EXERCISE INPUTS >>
---------------

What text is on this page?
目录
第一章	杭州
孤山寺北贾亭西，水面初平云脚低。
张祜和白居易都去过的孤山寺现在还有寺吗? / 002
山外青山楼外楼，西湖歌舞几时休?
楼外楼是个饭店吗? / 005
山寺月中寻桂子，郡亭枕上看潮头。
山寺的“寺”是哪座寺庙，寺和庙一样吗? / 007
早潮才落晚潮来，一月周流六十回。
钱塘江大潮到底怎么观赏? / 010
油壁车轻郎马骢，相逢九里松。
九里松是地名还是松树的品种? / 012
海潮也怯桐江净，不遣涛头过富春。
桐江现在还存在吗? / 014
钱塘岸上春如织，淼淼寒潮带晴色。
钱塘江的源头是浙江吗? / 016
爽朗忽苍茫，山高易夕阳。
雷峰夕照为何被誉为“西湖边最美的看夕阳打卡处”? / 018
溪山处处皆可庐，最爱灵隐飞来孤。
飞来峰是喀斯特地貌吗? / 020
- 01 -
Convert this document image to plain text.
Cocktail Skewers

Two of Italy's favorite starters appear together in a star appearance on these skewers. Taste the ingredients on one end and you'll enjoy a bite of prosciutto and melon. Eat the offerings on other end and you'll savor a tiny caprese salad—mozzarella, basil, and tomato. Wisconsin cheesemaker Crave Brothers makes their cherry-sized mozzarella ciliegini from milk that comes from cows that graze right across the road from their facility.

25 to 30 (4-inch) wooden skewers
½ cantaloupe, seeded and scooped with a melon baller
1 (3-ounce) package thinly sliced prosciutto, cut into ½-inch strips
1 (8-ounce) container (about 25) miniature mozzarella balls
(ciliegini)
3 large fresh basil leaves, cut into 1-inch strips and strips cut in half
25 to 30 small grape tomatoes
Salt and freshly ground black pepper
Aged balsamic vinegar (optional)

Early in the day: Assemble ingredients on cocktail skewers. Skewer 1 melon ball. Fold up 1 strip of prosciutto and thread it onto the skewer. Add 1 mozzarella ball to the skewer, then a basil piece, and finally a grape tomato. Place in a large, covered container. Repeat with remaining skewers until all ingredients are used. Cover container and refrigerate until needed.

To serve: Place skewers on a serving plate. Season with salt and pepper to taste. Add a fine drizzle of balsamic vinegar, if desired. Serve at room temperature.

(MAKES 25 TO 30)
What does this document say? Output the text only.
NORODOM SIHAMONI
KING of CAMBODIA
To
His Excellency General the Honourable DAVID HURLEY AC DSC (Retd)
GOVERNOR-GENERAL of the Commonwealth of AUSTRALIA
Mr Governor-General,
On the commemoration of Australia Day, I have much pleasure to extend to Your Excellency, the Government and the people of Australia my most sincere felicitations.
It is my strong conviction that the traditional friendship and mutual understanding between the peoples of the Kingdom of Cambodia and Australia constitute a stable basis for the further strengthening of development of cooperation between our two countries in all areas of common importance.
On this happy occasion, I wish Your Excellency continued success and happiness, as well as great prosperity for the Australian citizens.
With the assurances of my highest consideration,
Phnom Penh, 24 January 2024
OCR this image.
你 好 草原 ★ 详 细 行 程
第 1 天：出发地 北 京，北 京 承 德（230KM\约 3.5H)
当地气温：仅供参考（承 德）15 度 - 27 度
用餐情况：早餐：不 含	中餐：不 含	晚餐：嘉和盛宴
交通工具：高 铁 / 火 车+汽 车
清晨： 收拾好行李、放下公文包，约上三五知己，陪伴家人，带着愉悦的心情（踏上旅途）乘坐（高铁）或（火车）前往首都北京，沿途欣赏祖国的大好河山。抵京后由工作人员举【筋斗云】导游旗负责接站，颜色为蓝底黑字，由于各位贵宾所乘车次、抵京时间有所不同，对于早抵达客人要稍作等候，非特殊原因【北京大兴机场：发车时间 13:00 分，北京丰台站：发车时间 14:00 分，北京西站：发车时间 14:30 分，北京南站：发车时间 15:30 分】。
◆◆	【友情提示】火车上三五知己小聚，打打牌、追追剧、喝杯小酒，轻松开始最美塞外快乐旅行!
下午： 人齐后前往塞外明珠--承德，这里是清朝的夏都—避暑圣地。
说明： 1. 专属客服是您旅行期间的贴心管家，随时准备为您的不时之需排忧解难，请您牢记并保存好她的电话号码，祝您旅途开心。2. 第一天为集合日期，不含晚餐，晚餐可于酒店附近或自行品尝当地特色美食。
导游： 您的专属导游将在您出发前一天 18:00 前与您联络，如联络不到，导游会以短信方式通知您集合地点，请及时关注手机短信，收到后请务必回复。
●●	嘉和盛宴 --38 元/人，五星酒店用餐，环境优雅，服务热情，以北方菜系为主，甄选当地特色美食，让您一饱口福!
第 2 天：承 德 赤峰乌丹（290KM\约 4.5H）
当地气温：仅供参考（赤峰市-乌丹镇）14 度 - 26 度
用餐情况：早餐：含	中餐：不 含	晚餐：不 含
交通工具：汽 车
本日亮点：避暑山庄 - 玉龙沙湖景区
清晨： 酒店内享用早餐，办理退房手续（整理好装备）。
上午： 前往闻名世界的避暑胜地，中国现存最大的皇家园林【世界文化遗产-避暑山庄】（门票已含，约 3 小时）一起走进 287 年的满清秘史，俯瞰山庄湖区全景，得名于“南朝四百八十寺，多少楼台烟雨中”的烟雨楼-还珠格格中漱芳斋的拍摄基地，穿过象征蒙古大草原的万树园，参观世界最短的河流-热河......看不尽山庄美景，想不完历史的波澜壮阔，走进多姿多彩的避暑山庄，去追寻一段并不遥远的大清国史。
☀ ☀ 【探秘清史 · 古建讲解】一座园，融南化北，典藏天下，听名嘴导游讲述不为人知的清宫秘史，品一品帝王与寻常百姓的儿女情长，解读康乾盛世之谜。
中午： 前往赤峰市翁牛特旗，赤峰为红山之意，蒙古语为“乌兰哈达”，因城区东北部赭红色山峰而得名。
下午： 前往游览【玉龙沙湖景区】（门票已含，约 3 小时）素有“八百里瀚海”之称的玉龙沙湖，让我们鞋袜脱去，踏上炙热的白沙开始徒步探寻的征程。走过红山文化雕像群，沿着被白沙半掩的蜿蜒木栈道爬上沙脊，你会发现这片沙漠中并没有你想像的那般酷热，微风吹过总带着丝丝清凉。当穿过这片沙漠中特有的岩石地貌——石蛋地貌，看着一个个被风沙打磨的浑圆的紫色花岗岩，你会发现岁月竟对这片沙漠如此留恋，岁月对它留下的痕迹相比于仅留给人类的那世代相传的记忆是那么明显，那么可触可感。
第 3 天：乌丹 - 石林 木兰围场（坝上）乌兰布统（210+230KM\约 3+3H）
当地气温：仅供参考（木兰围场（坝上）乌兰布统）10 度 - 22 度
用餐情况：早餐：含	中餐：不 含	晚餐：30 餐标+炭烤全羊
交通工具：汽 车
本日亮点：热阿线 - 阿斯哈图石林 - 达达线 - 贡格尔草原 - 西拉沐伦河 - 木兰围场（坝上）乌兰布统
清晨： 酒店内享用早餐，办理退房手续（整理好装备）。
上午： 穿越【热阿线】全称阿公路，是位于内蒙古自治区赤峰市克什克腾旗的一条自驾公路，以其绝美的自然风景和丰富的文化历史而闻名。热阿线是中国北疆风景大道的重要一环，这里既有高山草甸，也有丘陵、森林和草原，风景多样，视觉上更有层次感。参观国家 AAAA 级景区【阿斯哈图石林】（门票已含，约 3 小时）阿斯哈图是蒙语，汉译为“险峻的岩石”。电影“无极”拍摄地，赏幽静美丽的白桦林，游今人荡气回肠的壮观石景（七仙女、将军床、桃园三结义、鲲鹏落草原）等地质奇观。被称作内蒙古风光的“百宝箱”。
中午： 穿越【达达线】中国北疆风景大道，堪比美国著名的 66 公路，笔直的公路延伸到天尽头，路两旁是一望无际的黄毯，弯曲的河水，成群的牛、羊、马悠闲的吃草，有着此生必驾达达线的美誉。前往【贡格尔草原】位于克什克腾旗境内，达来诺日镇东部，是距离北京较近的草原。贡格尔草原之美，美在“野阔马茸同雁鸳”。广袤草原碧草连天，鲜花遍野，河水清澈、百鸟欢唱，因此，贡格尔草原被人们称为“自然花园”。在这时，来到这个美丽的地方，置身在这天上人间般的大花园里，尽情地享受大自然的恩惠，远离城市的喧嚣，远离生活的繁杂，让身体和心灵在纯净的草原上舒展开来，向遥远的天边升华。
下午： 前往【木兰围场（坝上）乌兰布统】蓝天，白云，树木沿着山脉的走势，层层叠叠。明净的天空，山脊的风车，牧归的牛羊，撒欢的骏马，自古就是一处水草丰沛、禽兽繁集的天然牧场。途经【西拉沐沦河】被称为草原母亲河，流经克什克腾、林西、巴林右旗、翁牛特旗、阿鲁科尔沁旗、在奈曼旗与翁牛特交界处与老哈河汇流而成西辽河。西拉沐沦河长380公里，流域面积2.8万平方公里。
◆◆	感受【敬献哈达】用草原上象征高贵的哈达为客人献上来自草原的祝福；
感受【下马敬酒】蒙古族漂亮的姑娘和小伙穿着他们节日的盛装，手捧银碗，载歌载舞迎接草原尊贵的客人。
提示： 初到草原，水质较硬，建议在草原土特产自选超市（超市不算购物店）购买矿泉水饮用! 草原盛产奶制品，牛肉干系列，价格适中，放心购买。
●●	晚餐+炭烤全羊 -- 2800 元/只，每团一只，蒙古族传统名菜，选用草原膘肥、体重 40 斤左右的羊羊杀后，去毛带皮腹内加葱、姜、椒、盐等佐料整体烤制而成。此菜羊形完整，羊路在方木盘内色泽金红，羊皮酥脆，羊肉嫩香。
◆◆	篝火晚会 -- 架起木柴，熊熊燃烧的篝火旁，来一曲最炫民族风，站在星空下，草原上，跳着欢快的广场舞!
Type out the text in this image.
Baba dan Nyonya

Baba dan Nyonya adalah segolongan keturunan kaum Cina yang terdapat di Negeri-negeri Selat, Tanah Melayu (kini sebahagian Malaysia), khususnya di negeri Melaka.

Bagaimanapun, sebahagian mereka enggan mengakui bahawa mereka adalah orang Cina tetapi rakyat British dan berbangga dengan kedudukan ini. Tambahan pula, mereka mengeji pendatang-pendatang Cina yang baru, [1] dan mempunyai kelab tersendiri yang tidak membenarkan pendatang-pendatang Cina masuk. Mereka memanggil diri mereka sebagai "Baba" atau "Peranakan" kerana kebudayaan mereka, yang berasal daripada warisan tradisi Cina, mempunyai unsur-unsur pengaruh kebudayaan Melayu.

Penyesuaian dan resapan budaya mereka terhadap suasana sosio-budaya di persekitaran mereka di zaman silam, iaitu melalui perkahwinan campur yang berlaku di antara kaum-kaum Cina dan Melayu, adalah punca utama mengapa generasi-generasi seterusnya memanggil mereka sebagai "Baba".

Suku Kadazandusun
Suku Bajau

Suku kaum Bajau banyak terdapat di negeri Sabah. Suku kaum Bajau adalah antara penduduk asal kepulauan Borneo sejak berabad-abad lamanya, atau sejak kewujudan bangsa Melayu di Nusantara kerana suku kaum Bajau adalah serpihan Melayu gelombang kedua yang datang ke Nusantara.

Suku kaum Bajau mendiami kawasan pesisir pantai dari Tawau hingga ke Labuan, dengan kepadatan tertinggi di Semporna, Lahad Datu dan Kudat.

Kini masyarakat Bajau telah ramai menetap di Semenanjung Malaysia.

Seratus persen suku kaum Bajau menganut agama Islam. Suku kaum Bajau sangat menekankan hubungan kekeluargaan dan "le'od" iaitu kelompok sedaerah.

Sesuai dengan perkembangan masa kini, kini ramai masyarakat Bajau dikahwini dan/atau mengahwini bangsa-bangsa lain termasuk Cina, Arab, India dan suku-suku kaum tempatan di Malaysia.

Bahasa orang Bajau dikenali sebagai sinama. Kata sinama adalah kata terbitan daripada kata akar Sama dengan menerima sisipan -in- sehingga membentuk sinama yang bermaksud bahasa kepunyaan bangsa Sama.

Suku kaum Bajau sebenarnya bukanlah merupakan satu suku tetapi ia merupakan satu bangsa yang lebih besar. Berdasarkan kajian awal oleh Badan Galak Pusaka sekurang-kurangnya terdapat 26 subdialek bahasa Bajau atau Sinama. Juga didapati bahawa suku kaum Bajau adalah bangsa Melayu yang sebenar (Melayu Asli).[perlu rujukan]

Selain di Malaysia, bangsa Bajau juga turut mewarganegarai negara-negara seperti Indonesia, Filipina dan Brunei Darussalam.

---------------

Go through the records and gather the lines that hold "贡格尔草原".

ANSWER IN FULL >>
本日亮点：热阿线 - 阿斯哈图石林 - 达达线 - 贡格尔草原 - 西拉沐伦河 - 木兰围场（坝上）乌兰布统
中午： 穿越【达达线】中国北疆风景大道，堪比美国著名的 66 公路，笔直的公路延伸到天尽头，路两旁是一望无际的黄毯，弯曲的河水，成群的牛、羊、马悠闲的吃草，有着此生必驾达达线的美誉。前往【贡格尔草原】位于克什克腾旗境内，达来诺日镇东部，是距离北京较近的草原。贡格尔草原之美，美在“野阔马茸同雁鸳”。广袤草原碧草连天，鲜花遍野，河水清澈、百鸟欢唱，因此，贡格尔草原被人们称为“自然花园”。在这时，来到这个美丽的地方，置身在这天上人间般的大花园里，尽情地享受大自然的恩惠，远离城市的喧嚣，远离生活的繁杂，让身体和心灵在纯净的草原上舒展开来，向遥远的天边升华。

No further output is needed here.